Exercise objective: Go through the entries below and pick out every line with "услуг".

====== Data listing ======

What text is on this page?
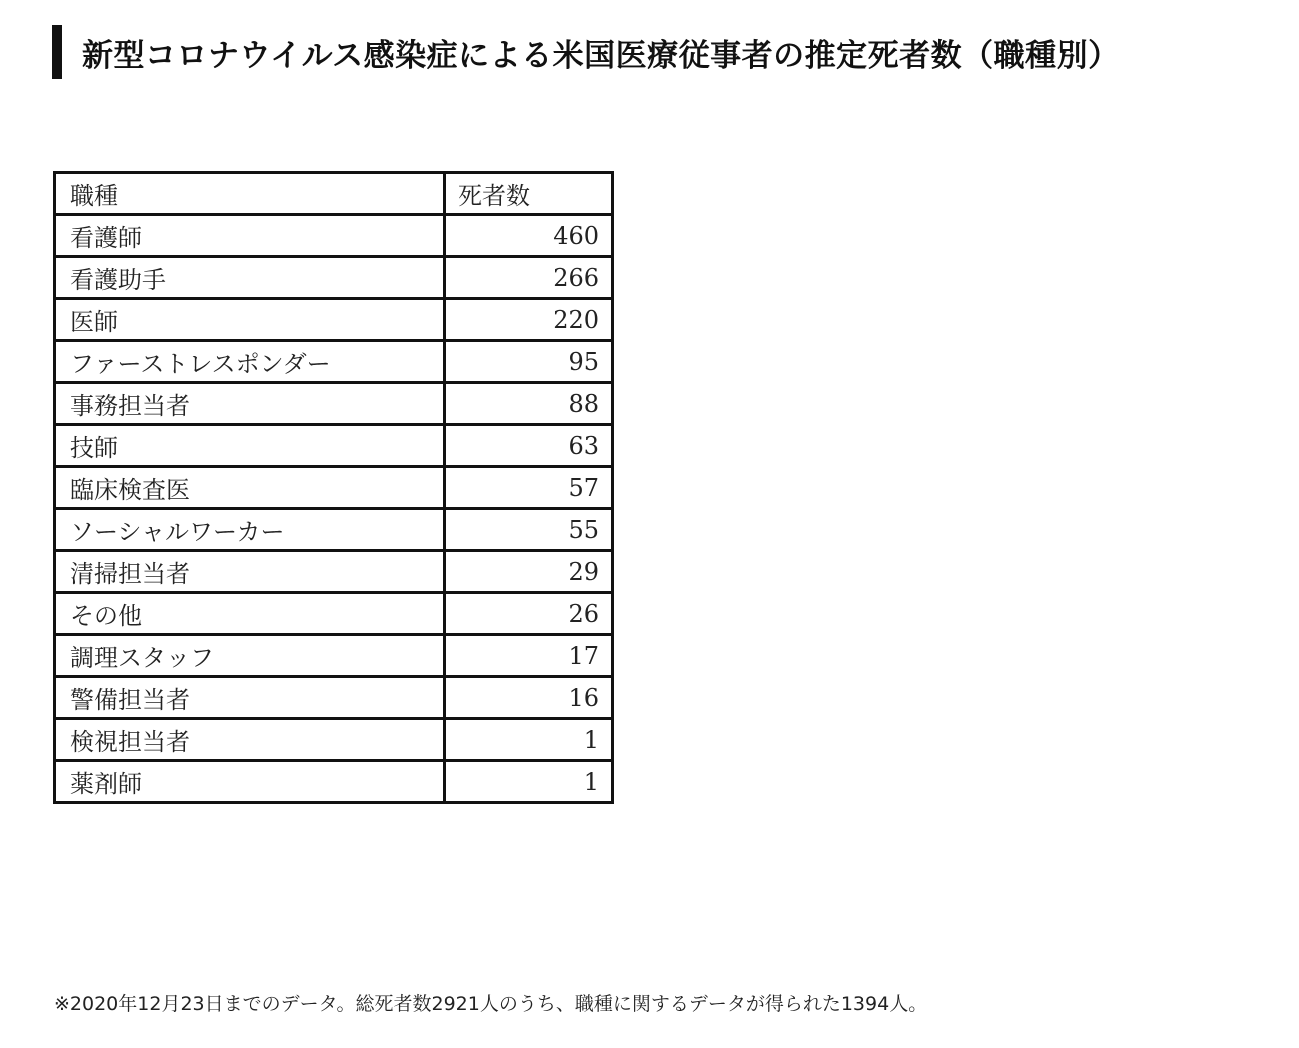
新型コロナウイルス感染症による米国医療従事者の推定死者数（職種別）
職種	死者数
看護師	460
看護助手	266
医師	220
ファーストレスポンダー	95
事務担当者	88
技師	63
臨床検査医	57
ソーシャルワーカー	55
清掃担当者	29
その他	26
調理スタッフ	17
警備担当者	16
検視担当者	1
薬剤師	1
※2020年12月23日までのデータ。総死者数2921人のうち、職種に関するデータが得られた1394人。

======
====== Data listing ======

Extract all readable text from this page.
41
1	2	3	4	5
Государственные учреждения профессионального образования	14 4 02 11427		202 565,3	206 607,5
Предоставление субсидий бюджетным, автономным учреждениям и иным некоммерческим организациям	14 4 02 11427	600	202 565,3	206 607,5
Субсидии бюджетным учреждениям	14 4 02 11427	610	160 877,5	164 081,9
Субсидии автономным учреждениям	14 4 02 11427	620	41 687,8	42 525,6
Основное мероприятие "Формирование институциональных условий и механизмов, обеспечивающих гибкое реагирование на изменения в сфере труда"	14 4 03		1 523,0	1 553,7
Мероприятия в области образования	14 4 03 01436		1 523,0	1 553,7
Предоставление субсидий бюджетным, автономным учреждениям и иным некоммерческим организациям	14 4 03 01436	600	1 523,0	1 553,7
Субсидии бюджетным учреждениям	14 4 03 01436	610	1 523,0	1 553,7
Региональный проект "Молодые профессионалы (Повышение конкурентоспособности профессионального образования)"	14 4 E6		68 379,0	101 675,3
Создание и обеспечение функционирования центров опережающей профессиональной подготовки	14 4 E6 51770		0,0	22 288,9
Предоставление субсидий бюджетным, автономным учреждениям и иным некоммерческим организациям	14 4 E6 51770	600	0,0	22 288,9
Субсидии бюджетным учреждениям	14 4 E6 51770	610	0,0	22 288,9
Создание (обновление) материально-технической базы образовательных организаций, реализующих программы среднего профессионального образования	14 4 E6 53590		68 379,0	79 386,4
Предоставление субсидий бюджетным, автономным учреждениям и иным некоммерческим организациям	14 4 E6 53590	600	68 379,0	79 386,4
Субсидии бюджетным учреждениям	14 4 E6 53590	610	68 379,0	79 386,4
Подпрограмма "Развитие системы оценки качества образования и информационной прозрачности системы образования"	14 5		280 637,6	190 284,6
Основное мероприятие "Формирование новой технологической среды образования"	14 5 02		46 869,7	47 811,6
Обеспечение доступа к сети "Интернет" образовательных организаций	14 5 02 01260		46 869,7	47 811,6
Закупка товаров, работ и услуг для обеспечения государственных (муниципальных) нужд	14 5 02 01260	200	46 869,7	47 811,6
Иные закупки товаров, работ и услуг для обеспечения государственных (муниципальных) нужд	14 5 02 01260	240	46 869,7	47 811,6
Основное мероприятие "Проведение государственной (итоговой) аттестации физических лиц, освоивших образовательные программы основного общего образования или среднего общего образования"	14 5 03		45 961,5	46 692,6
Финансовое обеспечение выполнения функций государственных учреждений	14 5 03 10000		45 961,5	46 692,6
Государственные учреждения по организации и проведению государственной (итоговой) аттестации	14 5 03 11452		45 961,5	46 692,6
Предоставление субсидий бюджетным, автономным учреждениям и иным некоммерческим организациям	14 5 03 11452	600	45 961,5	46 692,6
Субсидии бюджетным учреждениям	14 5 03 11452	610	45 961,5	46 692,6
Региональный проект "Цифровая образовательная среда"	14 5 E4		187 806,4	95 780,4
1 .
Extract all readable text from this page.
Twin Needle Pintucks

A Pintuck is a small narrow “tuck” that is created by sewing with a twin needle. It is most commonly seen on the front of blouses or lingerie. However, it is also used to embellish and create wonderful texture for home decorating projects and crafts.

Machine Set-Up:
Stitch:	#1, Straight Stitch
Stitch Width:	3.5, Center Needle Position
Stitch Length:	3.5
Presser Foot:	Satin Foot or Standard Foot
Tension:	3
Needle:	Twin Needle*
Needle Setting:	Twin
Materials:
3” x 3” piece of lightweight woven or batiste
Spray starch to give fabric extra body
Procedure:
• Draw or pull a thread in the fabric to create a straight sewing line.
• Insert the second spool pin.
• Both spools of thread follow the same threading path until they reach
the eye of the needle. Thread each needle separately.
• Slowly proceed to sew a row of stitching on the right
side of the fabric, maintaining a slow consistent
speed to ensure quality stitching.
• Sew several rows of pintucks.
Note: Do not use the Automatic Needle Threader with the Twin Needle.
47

======

Worked solution:
Закупка товаров, работ и услуг для обеспечения государственных (муниципальных) нужд	14 5 02 01260	200	46 869,7	47 811,6
Иные закупки товаров, работ и услуг для обеспечения государственных (муниципальных) нужд	14 5 02 01260	240	46 869,7	47 811,6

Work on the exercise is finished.